Give the data a second time, exactly and in full.

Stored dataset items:

◇ ◇ ◇

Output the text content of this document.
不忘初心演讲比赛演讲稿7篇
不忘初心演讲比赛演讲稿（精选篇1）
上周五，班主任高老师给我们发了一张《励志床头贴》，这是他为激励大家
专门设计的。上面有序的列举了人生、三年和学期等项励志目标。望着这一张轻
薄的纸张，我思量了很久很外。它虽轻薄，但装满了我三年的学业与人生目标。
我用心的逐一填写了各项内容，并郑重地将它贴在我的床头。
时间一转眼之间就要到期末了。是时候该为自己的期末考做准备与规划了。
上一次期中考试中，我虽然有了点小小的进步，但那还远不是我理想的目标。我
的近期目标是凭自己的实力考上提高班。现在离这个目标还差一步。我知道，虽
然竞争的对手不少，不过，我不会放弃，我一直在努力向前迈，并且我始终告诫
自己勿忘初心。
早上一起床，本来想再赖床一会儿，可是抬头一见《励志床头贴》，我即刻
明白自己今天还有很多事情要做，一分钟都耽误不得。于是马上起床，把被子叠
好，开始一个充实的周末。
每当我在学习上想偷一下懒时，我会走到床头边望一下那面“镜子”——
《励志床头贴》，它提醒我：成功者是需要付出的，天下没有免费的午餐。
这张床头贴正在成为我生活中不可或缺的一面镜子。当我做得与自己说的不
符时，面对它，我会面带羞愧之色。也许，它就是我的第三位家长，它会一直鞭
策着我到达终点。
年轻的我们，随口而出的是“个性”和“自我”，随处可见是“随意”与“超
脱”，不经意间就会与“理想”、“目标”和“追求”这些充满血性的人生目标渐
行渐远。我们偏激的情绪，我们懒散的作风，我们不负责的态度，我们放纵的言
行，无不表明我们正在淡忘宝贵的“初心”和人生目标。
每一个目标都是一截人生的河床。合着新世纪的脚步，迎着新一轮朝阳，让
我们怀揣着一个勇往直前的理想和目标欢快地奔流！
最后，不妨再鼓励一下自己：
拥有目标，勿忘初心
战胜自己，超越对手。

◇ ◇ ◇

Correct result:
Output the text content of this document.
不忘初心演讲比赛演讲稿7篇
不忘初心演讲比赛演讲稿（精选篇1）
上周五，班主任高老师给我们发了一张《励志床头贴》，这是他为激励大家
专门设计的。上面有序的列举了人生、三年和学期等项励志目标。望着这一张轻
薄的纸张，我思量了很久很外。它虽轻薄，但装满了我三年的学业与人生目标。
我用心的逐一填写了各项内容，并郑重地将它贴在我的床头。
时间一转眼之间就要到期末了。是时候该为自己的期末考做准备与规划了。
上一次期中考试中，我虽然有了点小小的进步，但那还远不是我理想的目标。我
的近期目标是凭自己的实力考上提高班。现在离这个目标还差一步。我知道，虽
然竞争的对手不少，不过，我不会放弃，我一直在努力向前迈，并且我始终告诫
自己勿忘初心。
早上一起床，本来想再赖床一会儿，可是抬头一见《励志床头贴》，我即刻
明白自己今天还有很多事情要做，一分钟都耽误不得。于是马上起床，把被子叠
好，开始一个充实的周末。
每当我在学习上想偷一下懒时，我会走到床头边望一下那面“镜子”——
《励志床头贴》，它提醒我：成功者是需要付出的，天下没有免费的午餐。
这张床头贴正在成为我生活中不可或缺的一面镜子。当我做得与自己说的不
符时，面对它，我会面带羞愧之色。也许，它就是我的第三位家长，它会一直鞭
策着我到达终点。
年轻的我们，随口而出的是“个性”和“自我”，随处可见是“随意”与“超
脱”，不经意间就会与“理想”、“目标”和“追求”这些充满血性的人生目标渐
行渐远。我们偏激的情绪，我们懒散的作风，我们不负责的态度，我们放纵的言
行，无不表明我们正在淡忘宝贵的“初心”和人生目标。
每一个目标都是一截人生的河床。合着新世纪的脚步，迎着新一轮朝阳，让
我们怀揣着一个勇往直前的理想和目标欢快地奔流！
最后，不妨再鼓励一下自己：
拥有目标，勿忘初心
战胜自己，超越对手。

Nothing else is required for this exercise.